Your code is correct for the intended purpose. However, I would prefer to have
the indication of a possible overflow to be the return value of the function, as
this allows you to write your client code in a more convenient way. Something
like:

int add_size_t(size_t *sum, size_t n, size_t first, ...)
{
int rc = 0;
size_t s = first;
va_list ap;
va_start(ap, first);
for ( ; 1 < n; --n) {
const size_t t = s;
s += va_arg(ap, size_t);
if (s < t) {
rc = 1;
break;
}
}
va_end(ap);
*sum = s;
return rc;
}

[Darklingน]

"Darklingน"
> "m n"
> > Please offer your thoughts...

A function I personally use, which might be of interest to you, for adding
values of type size_t is presented below. It is capable of adding two values
only (which is quite common in practice; I find the necessity to add more than
two such values quite rare, and ''clips'' a possible ''overflow'' to a value of
((size_t)-1). This means that the value ((size_t)-1) can no longer be
discrimated from an occurence of ''overflow'', but this is hardly a problem in
practice. This function also allows for adding more than two values in a
convenient way as demonstrated. Hope this can be of any use to you.

#include <stddef.h>

size_t summise_size_t(const size_t a, const size_t b)
{
const size_t sum = a + b;
return (sum < a) ? ((size_t)-1) : sum;
}

int main(void)
{
size_t a = 6, b = 100, c = 4300;
size_t sum = summise_size_t(a, summise_size_t(b, c));
if (sum == (size_t)-1) {
/* ''overflow'' */
}
else {
/* no ''overflow'' */
}
return 0;
}

[Peter Nilsson]

"Darklingน" <Darklingน@invalid.email> wrote in message
news:Z2Zb9.28326$28.35...@zwoll1.home.nl...

> "Darklingน"
> > "m n"
> > > Please offer your thoughts...
>
> A function I personally use, which might be of interest to you, for adding
> values of type size_t is presented below. It is capable of adding two
values
> only (which is quite common in practice; I find the necessity to add more
than
> two such values quite rare, and ''clips'' a possible ''overflow'' to a
value of
> ((size_t)-1). This means that the value ((size_t)-1) can no longer be
> discrimated from an occurence of ''overflow'', but this is hardly a
problem in
> practice. This function also allows for adding more than two values in a
> convenient way as demonstrated. Hope this can be of any use to you.

» Input rows:
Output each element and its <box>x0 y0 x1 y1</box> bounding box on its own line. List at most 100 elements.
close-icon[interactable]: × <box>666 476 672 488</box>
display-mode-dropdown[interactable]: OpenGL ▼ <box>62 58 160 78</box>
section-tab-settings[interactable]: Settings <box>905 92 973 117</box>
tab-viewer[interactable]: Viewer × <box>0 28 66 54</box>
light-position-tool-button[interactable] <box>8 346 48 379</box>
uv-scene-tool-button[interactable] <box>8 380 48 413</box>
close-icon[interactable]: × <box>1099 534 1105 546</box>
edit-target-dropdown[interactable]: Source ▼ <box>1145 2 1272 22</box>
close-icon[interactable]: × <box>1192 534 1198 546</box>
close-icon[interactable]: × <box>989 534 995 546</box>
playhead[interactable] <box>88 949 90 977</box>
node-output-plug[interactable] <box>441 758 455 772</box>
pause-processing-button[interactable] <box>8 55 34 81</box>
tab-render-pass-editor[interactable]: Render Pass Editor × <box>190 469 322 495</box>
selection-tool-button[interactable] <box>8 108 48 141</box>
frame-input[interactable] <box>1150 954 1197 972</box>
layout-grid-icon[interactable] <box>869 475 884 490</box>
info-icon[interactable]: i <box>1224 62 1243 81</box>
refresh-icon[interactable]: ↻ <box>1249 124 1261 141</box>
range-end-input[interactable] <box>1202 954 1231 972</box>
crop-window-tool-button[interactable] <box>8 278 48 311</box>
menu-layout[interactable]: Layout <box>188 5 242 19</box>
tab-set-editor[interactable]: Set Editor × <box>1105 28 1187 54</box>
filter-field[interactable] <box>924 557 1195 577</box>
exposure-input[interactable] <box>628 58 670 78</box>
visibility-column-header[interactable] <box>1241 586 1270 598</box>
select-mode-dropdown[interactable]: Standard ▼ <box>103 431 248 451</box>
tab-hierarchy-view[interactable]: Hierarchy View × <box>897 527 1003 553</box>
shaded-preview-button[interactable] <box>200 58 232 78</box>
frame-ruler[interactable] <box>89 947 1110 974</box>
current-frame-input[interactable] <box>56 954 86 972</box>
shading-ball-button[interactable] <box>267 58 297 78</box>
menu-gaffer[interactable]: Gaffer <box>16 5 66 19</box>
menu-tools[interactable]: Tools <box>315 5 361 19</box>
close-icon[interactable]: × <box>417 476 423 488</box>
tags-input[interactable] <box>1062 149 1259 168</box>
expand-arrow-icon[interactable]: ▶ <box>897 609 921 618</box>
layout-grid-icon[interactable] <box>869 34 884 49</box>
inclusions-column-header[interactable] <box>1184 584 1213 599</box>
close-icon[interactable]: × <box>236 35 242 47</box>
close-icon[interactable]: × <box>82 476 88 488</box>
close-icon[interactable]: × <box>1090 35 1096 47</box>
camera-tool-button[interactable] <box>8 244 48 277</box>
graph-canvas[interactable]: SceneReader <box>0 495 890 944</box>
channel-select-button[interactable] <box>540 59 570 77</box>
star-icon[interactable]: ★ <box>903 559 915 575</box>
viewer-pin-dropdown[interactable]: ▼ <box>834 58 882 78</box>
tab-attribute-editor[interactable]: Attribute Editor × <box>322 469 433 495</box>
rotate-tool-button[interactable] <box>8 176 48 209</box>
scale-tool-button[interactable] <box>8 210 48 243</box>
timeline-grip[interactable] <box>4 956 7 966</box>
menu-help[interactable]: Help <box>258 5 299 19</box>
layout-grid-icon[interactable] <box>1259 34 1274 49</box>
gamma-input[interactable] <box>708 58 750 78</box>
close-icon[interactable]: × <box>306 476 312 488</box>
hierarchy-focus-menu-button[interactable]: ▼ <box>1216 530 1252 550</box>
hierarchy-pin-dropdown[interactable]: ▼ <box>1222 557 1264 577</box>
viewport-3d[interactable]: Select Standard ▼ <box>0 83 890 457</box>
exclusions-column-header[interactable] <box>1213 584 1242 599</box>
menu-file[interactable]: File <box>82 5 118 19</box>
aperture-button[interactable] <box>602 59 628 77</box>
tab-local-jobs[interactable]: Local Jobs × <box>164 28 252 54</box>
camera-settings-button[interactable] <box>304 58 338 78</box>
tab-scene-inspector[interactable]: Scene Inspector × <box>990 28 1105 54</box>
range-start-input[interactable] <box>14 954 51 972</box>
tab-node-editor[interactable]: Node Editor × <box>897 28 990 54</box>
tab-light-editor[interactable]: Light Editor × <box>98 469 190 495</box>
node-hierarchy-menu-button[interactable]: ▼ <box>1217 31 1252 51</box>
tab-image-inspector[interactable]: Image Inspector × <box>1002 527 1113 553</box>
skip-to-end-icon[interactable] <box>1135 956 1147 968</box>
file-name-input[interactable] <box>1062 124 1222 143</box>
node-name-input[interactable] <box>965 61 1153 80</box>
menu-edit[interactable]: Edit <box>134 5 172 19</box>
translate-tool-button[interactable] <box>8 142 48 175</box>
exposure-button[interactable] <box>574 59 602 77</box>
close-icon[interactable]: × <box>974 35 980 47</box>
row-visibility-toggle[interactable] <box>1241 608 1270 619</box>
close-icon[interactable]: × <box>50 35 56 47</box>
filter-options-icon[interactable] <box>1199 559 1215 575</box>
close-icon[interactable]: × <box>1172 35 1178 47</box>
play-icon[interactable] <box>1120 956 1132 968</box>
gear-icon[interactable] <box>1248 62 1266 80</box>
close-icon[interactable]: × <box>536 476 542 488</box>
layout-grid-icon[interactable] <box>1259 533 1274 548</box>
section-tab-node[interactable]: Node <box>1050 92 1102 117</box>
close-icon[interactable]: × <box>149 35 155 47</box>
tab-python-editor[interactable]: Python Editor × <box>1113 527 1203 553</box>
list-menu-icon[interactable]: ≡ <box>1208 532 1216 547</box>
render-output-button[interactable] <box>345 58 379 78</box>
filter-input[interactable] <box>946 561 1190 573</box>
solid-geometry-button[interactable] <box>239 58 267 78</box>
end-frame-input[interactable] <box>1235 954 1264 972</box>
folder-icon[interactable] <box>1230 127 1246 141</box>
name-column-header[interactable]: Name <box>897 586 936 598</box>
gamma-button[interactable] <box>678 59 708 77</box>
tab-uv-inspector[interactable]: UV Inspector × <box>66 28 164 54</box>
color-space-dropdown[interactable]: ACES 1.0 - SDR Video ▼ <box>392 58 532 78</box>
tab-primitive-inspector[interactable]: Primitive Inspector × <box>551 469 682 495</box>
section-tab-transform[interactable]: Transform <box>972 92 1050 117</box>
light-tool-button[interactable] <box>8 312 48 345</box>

» Task 1: In the entries, replace "bounding box" with "enclosing box" everywhere from the start of the entries down to the line containing "display-mode-dropdown[interactable]: OpenGL ▼", leaving everything else unchanged. Return only those lines.
» Task 2: Go on with the thread about adding size_t values with overflow detection, picking up after its final line.

» Written response 1:
Output each element and its <box>x0 y0 x1 y1</box> enclosing box on its own line. List at most 100 elements.
close-icon[interactable]: × <box>666 476 672 488</box>
display-mode-dropdown[interactable]: OpenGL ▼ <box>62 58 160 78</box>

» Written response 2:
>
> #include <stddef.h>
>
> size_t summise_size_t(const size_t a, const size_t b)
> {
> const size_t sum = a + b;
> return (sum < a) ? ((size_t)-1) : sum;
> }

[snip]

Ignoring the DeathStation scenario of size_t promoting to int, consider the
call...

summise_size_t((size_t)-1, 4)

Better is...

return (a < (size_t)-1 - b) ? a + b
: (size_t) -1;

--
Peter

[Darklingน]

"Peter Nilsson"

>
> Ignoring the DeathStation scenario of size_t promoting to int, consider the
> call...
>
> summise_size_t((size_t)-1, 4)

Afaik the C standard does not allow for an integral promotion of the type
size_t.

[pete]

What is the extent of your knowledge based on?

--
pete

[Darklingน]

"pete"

I will have to guess what your phrase exactly means as I am not that familiar
with the English language to understand your question, but here goes: the way I
interpret the standard integral promotions do not apply to the type size_t. I
will be interested in the section(s) from the standard from which you can tell
me different.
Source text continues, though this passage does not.